→ Dataset excerpts
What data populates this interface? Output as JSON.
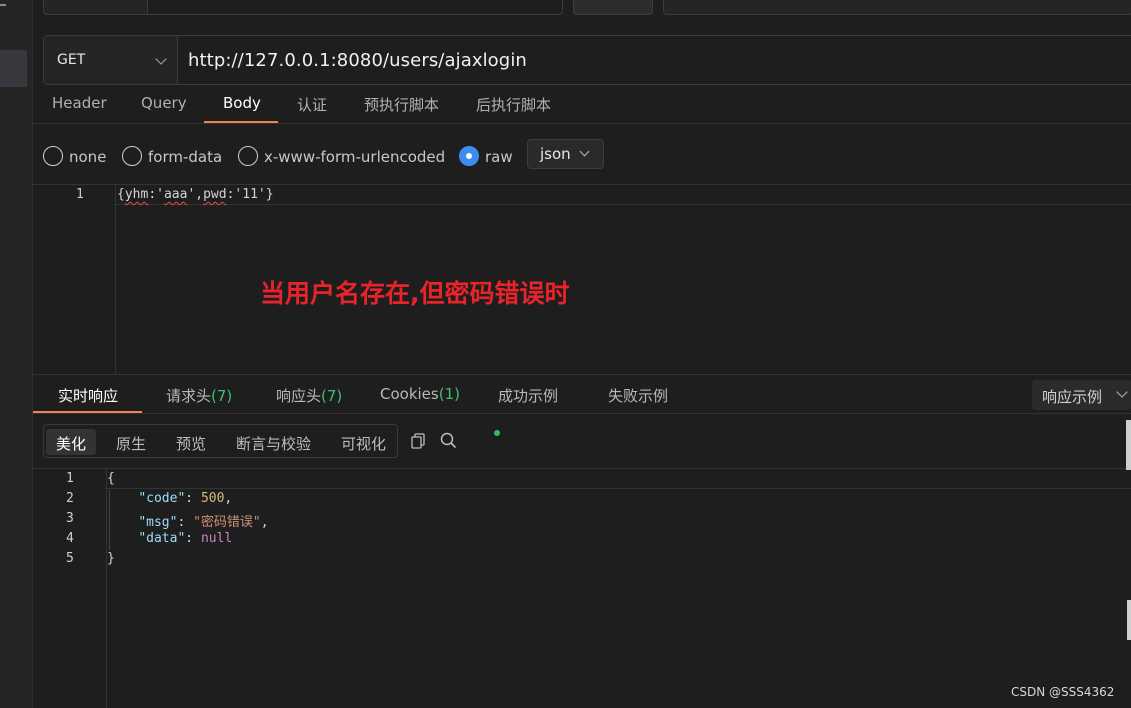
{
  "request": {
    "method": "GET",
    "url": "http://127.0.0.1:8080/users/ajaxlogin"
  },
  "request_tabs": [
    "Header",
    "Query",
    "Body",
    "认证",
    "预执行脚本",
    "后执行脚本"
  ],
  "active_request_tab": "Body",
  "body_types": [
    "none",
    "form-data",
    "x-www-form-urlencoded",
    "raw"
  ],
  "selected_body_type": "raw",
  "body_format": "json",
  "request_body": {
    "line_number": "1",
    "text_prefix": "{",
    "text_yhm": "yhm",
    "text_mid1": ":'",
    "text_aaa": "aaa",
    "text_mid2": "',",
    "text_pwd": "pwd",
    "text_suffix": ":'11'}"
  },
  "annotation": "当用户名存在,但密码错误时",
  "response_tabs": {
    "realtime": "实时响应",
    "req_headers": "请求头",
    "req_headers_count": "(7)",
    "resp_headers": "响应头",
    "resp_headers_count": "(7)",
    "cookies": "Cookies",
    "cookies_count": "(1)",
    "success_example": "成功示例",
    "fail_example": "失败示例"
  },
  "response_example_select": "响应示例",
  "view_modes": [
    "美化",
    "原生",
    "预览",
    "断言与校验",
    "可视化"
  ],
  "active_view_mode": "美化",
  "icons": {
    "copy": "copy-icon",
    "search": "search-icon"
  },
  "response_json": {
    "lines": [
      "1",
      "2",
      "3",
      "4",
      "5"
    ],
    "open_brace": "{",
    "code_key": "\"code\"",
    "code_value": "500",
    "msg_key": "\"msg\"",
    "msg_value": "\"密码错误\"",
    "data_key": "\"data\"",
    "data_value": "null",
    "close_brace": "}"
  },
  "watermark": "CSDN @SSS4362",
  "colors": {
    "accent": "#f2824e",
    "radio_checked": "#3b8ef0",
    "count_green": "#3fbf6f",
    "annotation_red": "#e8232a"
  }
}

→ Requirements
Skip the pictures, then retype every line above exactly.

→ Output of the task
What data populates this interface? Output as JSON.
{
  "request": {
    "method": "GET",
    "url": "http://127.0.0.1:8080/users/ajaxlogin"
  },
  "request_tabs": [
    "Header",
    "Query",
    "Body",
    "认证",
    "预执行脚本",
    "后执行脚本"
  ],
  "active_request_tab": "Body",
  "body_types": [
    "none",
    "form-data",
    "x-www-form-urlencoded",
    "raw"
  ],
  "selected_body_type": "raw",
  "body_format": "json",
  "request_body": {
    "line_number": "1",
    "text_prefix": "{",
    "text_yhm": "yhm",
    "text_mid1": ":'",
    "text_aaa": "aaa",
    "text_mid2": "',",
    "text_pwd": "pwd",
    "text_suffix": ":'11'}"
  },
  "annotation": "当用户名存在,但密码错误时",
  "response_tabs": {
    "realtime": "实时响应",
    "req_headers": "请求头",
    "req_headers_count": "(7)",
    "resp_headers": "响应头",
    "resp_headers_count": "(7)",
    "cookies": "Cookies",
    "cookies_count": "(1)",
    "success_example": "成功示例",
    "fail_example": "失败示例"
  },
  "response_example_select": "响应示例",
  "view_modes": [
    "美化",
    "原生",
    "预览",
    "断言与校验",
    "可视化"
  ],
  "active_view_mode": "美化",
  "icons": {
    "copy": "copy-icon",
    "search": "search-icon"
  },
  "response_json": {
    "lines": [
      "1",
      "2",
      "3",
      "4",
      "5"
    ],
    "open_brace": "{",
    "code_key": "\"code\"",
    "code_value": "500",
    "msg_key": "\"msg\"",
    "msg_value": "\"密码错误\"",
    "data_key": "\"data\"",
    "data_value": "null",
    "close_brace": "}"
  },
  "watermark": "CSDN @SSS4362",
  "colors": {
    "accent": "#f2824e",
    "radio_checked": "#3b8ef0",
    "count_green": "#3fbf6f",
    "annotation_red": "#e8232a"
  }
}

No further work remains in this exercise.